» **PROMPT**:
Leave out the pictures and transcribe the rest of the records exactly.

» **STORED ROWS**:
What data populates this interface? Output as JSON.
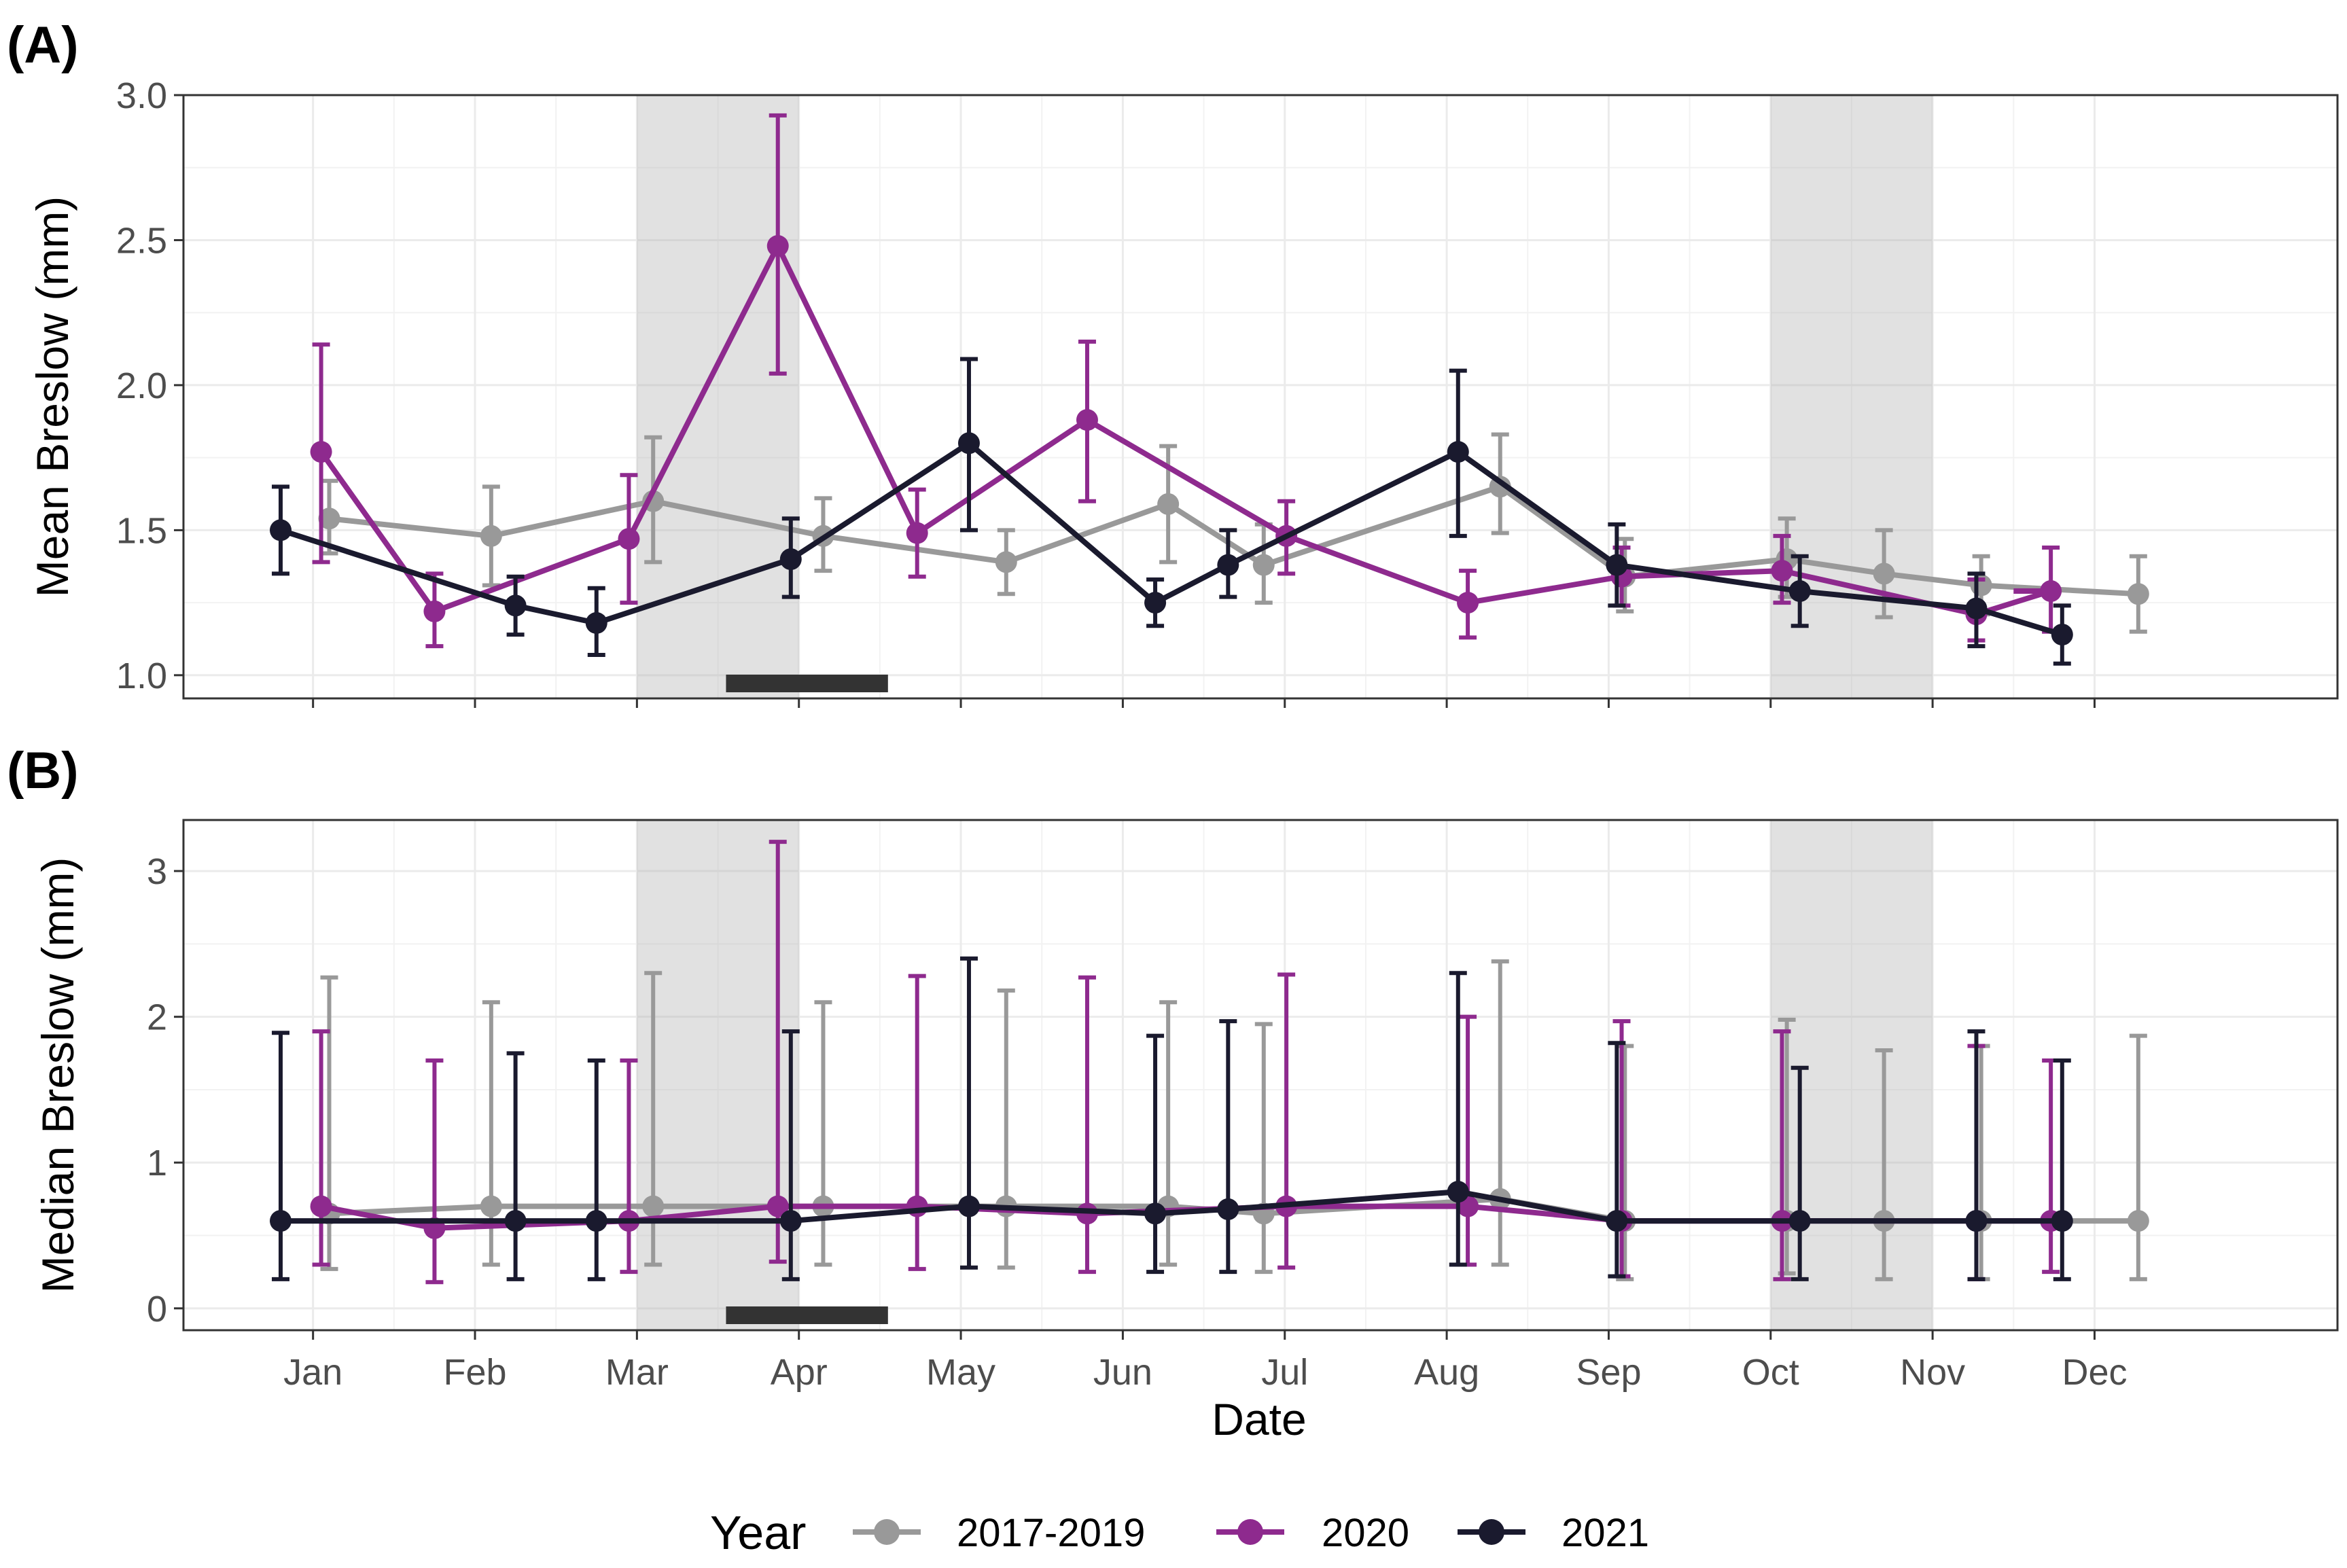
{
  "chart_data": {
    "type": "line",
    "xlabel": "Date",
    "legend": {
      "title": "Year",
      "position": "bottom"
    },
    "months": [
      "Jan",
      "Feb",
      "Mar",
      "Apr",
      "May",
      "Jun",
      "Jul",
      "Aug",
      "Sep",
      "Oct",
      "Nov",
      "Dec"
    ],
    "x_range": [
      -0.8,
      12.5
    ],
    "shaded_regions": [
      [
        2.0,
        3.0
      ],
      [
        9.0,
        10.0
      ]
    ],
    "period_bar": [
      2.55,
      3.55
    ],
    "colors": {
      "2017-2019": "#999999",
      "2020": "#8e2a8e",
      "2021": "#1a1a2e"
    },
    "panels": [
      {
        "label": "(A)",
        "ylabel": "Mean Breslow (mm)",
        "ylim": [
          0.92,
          3.0
        ],
        "yticks": [
          1.0,
          1.5,
          2.0,
          2.5,
          3.0
        ],
        "ytick_labels": [
          "1.0",
          "1.5",
          "2.0",
          "2.5",
          "3.0"
        ],
        "series": [
          {
            "name": "2017-2019",
            "x": [
              0.1,
              1.1,
              2.1,
              3.15,
              4.28,
              5.28,
              5.87,
              7.33,
              8.1,
              9.1,
              9.7,
              10.3,
              11.27
            ],
            "y": [
              1.54,
              1.48,
              1.6,
              1.48,
              1.39,
              1.59,
              1.38,
              1.65,
              1.34,
              1.4,
              1.35,
              1.31,
              1.28
            ],
            "lo": [
              1.42,
              1.31,
              1.39,
              1.36,
              1.28,
              1.39,
              1.25,
              1.49,
              1.22,
              1.27,
              1.2,
              1.21,
              1.15
            ],
            "hi": [
              1.67,
              1.65,
              1.82,
              1.61,
              1.5,
              1.79,
              1.52,
              1.83,
              1.47,
              1.54,
              1.5,
              1.41,
              1.41
            ]
          },
          {
            "name": "2020",
            "x": [
              0.05,
              0.75,
              1.95,
              2.87,
              3.73,
              4.78,
              6.01,
              7.13,
              8.08,
              9.07,
              10.27,
              10.73
            ],
            "y": [
              1.77,
              1.22,
              1.47,
              2.48,
              1.49,
              1.88,
              1.48,
              1.25,
              1.34,
              1.36,
              1.21,
              1.29
            ],
            "lo": [
              1.39,
              1.1,
              1.25,
              2.04,
              1.34,
              1.6,
              1.35,
              1.13,
              1.24,
              1.25,
              1.12,
              1.15
            ],
            "hi": [
              2.14,
              1.35,
              1.69,
              2.93,
              1.64,
              2.15,
              1.6,
              1.36,
              1.44,
              1.48,
              1.33,
              1.44
            ],
            "end_x": 10.5
          },
          {
            "name": "2021",
            "x": [
              -0.2,
              1.25,
              1.75,
              2.95,
              4.05,
              5.2,
              5.65,
              7.07,
              8.05,
              9.18,
              10.27,
              10.8
            ],
            "y": [
              1.5,
              1.24,
              1.18,
              1.4,
              1.8,
              1.25,
              1.38,
              1.77,
              1.38,
              1.29,
              1.23,
              1.14
            ],
            "lo": [
              1.35,
              1.14,
              1.07,
              1.27,
              1.5,
              1.17,
              1.27,
              1.48,
              1.24,
              1.17,
              1.1,
              1.04
            ],
            "hi": [
              1.65,
              1.34,
              1.3,
              1.54,
              2.09,
              1.33,
              1.5,
              2.05,
              1.52,
              1.41,
              1.35,
              1.24
            ]
          }
        ]
      },
      {
        "label": "(B)",
        "ylabel": "Median Breslow (mm)",
        "ylim": [
          -0.15,
          3.35
        ],
        "yticks": [
          0,
          1,
          2,
          3
        ],
        "ytick_labels": [
          "0",
          "1",
          "2",
          "3"
        ],
        "series": [
          {
            "name": "2017-2019",
            "x": [
              0.1,
              1.1,
              2.1,
              3.15,
              4.28,
              5.28,
              5.87,
              7.33,
              8.1,
              9.1,
              9.7,
              10.3,
              11.27
            ],
            "y": [
              0.65,
              0.7,
              0.7,
              0.7,
              0.7,
              0.7,
              0.65,
              0.75,
              0.6,
              0.6,
              0.6,
              0.6,
              0.6
            ],
            "lo": [
              0.27,
              0.3,
              0.3,
              0.3,
              0.28,
              0.3,
              0.25,
              0.3,
              0.2,
              0.24,
              0.2,
              0.2,
              0.2
            ],
            "hi": [
              2.27,
              2.1,
              2.3,
              2.1,
              2.18,
              2.1,
              1.95,
              2.38,
              1.8,
              1.98,
              1.77,
              1.8,
              1.87
            ]
          },
          {
            "name": "2020",
            "x": [
              0.05,
              0.75,
              1.95,
              2.87,
              3.73,
              4.78,
              6.01,
              7.13,
              8.08,
              9.07,
              10.27,
              10.73
            ],
            "y": [
              0.7,
              0.55,
              0.6,
              0.7,
              0.7,
              0.65,
              0.7,
              0.7,
              0.6,
              0.6,
              0.6,
              0.6
            ],
            "lo": [
              0.3,
              0.18,
              0.25,
              0.32,
              0.27,
              0.25,
              0.28,
              0.3,
              0.22,
              0.2,
              0.2,
              0.25
            ],
            "hi": [
              1.9,
              1.7,
              1.7,
              3.2,
              2.28,
              2.27,
              2.29,
              2.0,
              1.97,
              1.9,
              1.8,
              1.7
            ],
            "end_x": 10.5
          },
          {
            "name": "2021",
            "x": [
              -0.2,
              1.25,
              1.75,
              2.95,
              4.05,
              5.2,
              5.65,
              7.07,
              8.05,
              9.18,
              10.27,
              10.8
            ],
            "y": [
              0.6,
              0.6,
              0.6,
              0.6,
              0.7,
              0.65,
              0.68,
              0.8,
              0.6,
              0.6,
              0.6,
              0.6
            ],
            "lo": [
              0.2,
              0.2,
              0.2,
              0.2,
              0.28,
              0.25,
              0.25,
              0.3,
              0.22,
              0.2,
              0.2,
              0.2
            ],
            "hi": [
              1.89,
              1.75,
              1.7,
              1.9,
              2.4,
              1.87,
              1.97,
              2.3,
              1.82,
              1.65,
              1.9,
              1.7
            ]
          }
        ]
      }
    ]
  }
}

» **RESPONSE TO THE EXERCISE**:
What data populates this interface? Output as JSON.
{
  "chart_data": {
    "type": "line",
    "xlabel": "Date",
    "legend": {
      "title": "Year",
      "position": "bottom"
    },
    "months": [
      "Jan",
      "Feb",
      "Mar",
      "Apr",
      "May",
      "Jun",
      "Jul",
      "Aug",
      "Sep",
      "Oct",
      "Nov",
      "Dec"
    ],
    "x_range": [
      -0.8,
      12.5
    ],
    "shaded_regions": [
      [
        2.0,
        3.0
      ],
      [
        9.0,
        10.0
      ]
    ],
    "period_bar": [
      2.55,
      3.55
    ],
    "colors": {
      "2017-2019": "#999999",
      "2020": "#8e2a8e",
      "2021": "#1a1a2e"
    },
    "panels": [
      {
        "label": "(A)",
        "ylabel": "Mean Breslow (mm)",
        "ylim": [
          0.92,
          3.0
        ],
        "yticks": [
          1.0,
          1.5,
          2.0,
          2.5,
          3.0
        ],
        "ytick_labels": [
          "1.0",
          "1.5",
          "2.0",
          "2.5",
          "3.0"
        ],
        "series": [
          {
            "name": "2017-2019",
            "x": [
              0.1,
              1.1,
              2.1,
              3.15,
              4.28,
              5.28,
              5.87,
              7.33,
              8.1,
              9.1,
              9.7,
              10.3,
              11.27
            ],
            "y": [
              1.54,
              1.48,
              1.6,
              1.48,
              1.39,
              1.59,
              1.38,
              1.65,
              1.34,
              1.4,
              1.35,
              1.31,
              1.28
            ],
            "lo": [
              1.42,
              1.31,
              1.39,
              1.36,
              1.28,
              1.39,
              1.25,
              1.49,
              1.22,
              1.27,
              1.2,
              1.21,
              1.15
            ],
            "hi": [
              1.67,
              1.65,
              1.82,
              1.61,
              1.5,
              1.79,
              1.52,
              1.83,
              1.47,
              1.54,
              1.5,
              1.41,
              1.41
            ]
          },
          {
            "name": "2020",
            "x": [
              0.05,
              0.75,
              1.95,
              2.87,
              3.73,
              4.78,
              6.01,
              7.13,
              8.08,
              9.07,
              10.27,
              10.73
            ],
            "y": [
              1.77,
              1.22,
              1.47,
              2.48,
              1.49,
              1.88,
              1.48,
              1.25,
              1.34,
              1.36,
              1.21,
              1.29
            ],
            "lo": [
              1.39,
              1.1,
              1.25,
              2.04,
              1.34,
              1.6,
              1.35,
              1.13,
              1.24,
              1.25,
              1.12,
              1.15
            ],
            "hi": [
              2.14,
              1.35,
              1.69,
              2.93,
              1.64,
              2.15,
              1.6,
              1.36,
              1.44,
              1.48,
              1.33,
              1.44
            ],
            "end_x": 10.5
          },
          {
            "name": "2021",
            "x": [
              -0.2,
              1.25,
              1.75,
              2.95,
              4.05,
              5.2,
              5.65,
              7.07,
              8.05,
              9.18,
              10.27,
              10.8
            ],
            "y": [
              1.5,
              1.24,
              1.18,
              1.4,
              1.8,
              1.25,
              1.38,
              1.77,
              1.38,
              1.29,
              1.23,
              1.14
            ],
            "lo": [
              1.35,
              1.14,
              1.07,
              1.27,
              1.5,
              1.17,
              1.27,
              1.48,
              1.24,
              1.17,
              1.1,
              1.04
            ],
            "hi": [
              1.65,
              1.34,
              1.3,
              1.54,
              2.09,
              1.33,
              1.5,
              2.05,
              1.52,
              1.41,
              1.35,
              1.24
            ]
          }
        ]
      },
      {
        "label": "(B)",
        "ylabel": "Median Breslow (mm)",
        "ylim": [
          -0.15,
          3.35
        ],
        "yticks": [
          0,
          1,
          2,
          3
        ],
        "ytick_labels": [
          "0",
          "1",
          "2",
          "3"
        ],
        "series": [
          {
            "name": "2017-2019",
            "x": [
              0.1,
              1.1,
              2.1,
              3.15,
              4.28,
              5.28,
              5.87,
              7.33,
              8.1,
              9.1,
              9.7,
              10.3,
              11.27
            ],
            "y": [
              0.65,
              0.7,
              0.7,
              0.7,
              0.7,
              0.7,
              0.65,
              0.75,
              0.6,
              0.6,
              0.6,
              0.6,
              0.6
            ],
            "lo": [
              0.27,
              0.3,
              0.3,
              0.3,
              0.28,
              0.3,
              0.25,
              0.3,
              0.2,
              0.24,
              0.2,
              0.2,
              0.2
            ],
            "hi": [
              2.27,
              2.1,
              2.3,
              2.1,
              2.18,
              2.1,
              1.95,
              2.38,
              1.8,
              1.98,
              1.77,
              1.8,
              1.87
            ]
          },
          {
            "name": "2020",
            "x": [
              0.05,
              0.75,
              1.95,
              2.87,
              3.73,
              4.78,
              6.01,
              7.13,
              8.08,
              9.07,
              10.27,
              10.73
            ],
            "y": [
              0.7,
              0.55,
              0.6,
              0.7,
              0.7,
              0.65,
              0.7,
              0.7,
              0.6,
              0.6,
              0.6,
              0.6
            ],
            "lo": [
              0.3,
              0.18,
              0.25,
              0.32,
              0.27,
              0.25,
              0.28,
              0.3,
              0.22,
              0.2,
              0.2,
              0.25
            ],
            "hi": [
              1.9,
              1.7,
              1.7,
              3.2,
              2.28,
              2.27,
              2.29,
              2.0,
              1.97,
              1.9,
              1.8,
              1.7
            ],
            "end_x": 10.5
          },
          {
            "name": "2021",
            "x": [
              -0.2,
              1.25,
              1.75,
              2.95,
              4.05,
              5.2,
              5.65,
              7.07,
              8.05,
              9.18,
              10.27,
              10.8
            ],
            "y": [
              0.6,
              0.6,
              0.6,
              0.6,
              0.7,
              0.65,
              0.68,
              0.8,
              0.6,
              0.6,
              0.6,
              0.6
            ],
            "lo": [
              0.2,
              0.2,
              0.2,
              0.2,
              0.28,
              0.25,
              0.25,
              0.3,
              0.22,
              0.2,
              0.2,
              0.2
            ],
            "hi": [
              1.89,
              1.75,
              1.7,
              1.9,
              2.4,
              1.87,
              1.97,
              2.3,
              1.82,
              1.65,
              1.9,
              1.7
            ]
          }
        ]
      }
    ]
  }
}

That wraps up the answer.